▶ _WORK TASK_
Produce a verbatim copy of the entries listed below.
*** STORED DATA Section Begins ***
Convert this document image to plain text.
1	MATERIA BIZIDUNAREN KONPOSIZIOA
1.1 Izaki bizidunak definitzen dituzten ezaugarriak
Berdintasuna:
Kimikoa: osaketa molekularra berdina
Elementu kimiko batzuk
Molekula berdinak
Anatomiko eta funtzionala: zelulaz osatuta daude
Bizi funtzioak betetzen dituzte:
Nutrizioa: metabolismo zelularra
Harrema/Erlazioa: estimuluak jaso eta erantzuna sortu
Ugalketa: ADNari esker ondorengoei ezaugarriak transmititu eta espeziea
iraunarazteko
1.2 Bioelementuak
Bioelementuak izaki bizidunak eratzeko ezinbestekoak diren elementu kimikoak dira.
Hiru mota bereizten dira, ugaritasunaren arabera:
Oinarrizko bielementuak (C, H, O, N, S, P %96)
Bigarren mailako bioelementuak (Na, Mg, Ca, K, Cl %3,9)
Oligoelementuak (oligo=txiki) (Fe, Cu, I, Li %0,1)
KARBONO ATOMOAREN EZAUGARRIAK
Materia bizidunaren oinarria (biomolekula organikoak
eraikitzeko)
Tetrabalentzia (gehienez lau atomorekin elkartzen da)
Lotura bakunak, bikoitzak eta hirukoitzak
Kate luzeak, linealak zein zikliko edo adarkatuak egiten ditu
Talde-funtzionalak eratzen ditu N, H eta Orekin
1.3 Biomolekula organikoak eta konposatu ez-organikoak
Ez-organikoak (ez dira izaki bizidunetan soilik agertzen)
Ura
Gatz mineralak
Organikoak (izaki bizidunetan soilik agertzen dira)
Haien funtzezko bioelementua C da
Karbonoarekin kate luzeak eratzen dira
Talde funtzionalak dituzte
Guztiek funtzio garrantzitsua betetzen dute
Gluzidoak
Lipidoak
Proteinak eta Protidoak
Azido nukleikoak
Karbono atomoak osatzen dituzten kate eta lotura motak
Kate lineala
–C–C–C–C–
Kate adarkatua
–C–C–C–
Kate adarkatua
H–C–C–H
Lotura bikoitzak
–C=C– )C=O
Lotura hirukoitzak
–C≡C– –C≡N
*** STORED DATA Section Ends ***
▶ _RESULT FOR THIS TASK_
Convert this document image to plain text.
1	MATERIA BIZIDUNAREN KONPOSIZIOA
1.1 Izaki bizidunak definitzen dituzten ezaugarriak
Berdintasuna:
Kimikoa: osaketa molekularra berdina
Elementu kimiko batzuk
Molekula berdinak
Anatomiko eta funtzionala: zelulaz osatuta daude
Bizi funtzioak betetzen dituzte:
Nutrizioa: metabolismo zelularra
Harrema/Erlazioa: estimuluak jaso eta erantzuna sortu
Ugalketa: ADNari esker ondorengoei ezaugarriak transmititu eta espeziea
iraunarazteko
1.2 Bioelementuak
Bioelementuak izaki bizidunak eratzeko ezinbestekoak diren elementu kimikoak dira.
Hiru mota bereizten dira, ugaritasunaren arabera:
Oinarrizko bielementuak (C, H, O, N, S, P %96)
Bigarren mailako bioelementuak (Na, Mg, Ca, K, Cl %3,9)
Oligoelementuak (oligo=txiki) (Fe, Cu, I, Li %0,1)
KARBONO ATOMOAREN EZAUGARRIAK
Materia bizidunaren oinarria (biomolekula organikoak
eraikitzeko)
Tetrabalentzia (gehienez lau atomorekin elkartzen da)
Lotura bakunak, bikoitzak eta hirukoitzak
Kate luzeak, linealak zein zikliko edo adarkatuak egiten ditu
Talde-funtzionalak eratzen ditu N, H eta Orekin
1.3 Biomolekula organikoak eta konposatu ez-organikoak
Ez-organikoak (ez dira izaki bizidunetan soilik agertzen)
Ura
Gatz mineralak
Organikoak (izaki bizidunetan soilik agertzen dira)
Haien funtzezko bioelementua C da
Karbonoarekin kate luzeak eratzen dira
Talde funtzionalak dituzte
Guztiek funtzio garrantzitsua betetzen dute
Gluzidoak
Lipidoak
Proteinak eta Protidoak
Azido nukleikoak
Karbono atomoak osatzen dituzten kate eta lotura motak
Kate lineala
–C–C–C–C–
Kate adarkatua
–C–C–C–
Kate adarkatua
H–C–C–H
Lotura bikoitzak
–C=C– )C=O
Lotura hirukoitzak
–C≡C– –C≡N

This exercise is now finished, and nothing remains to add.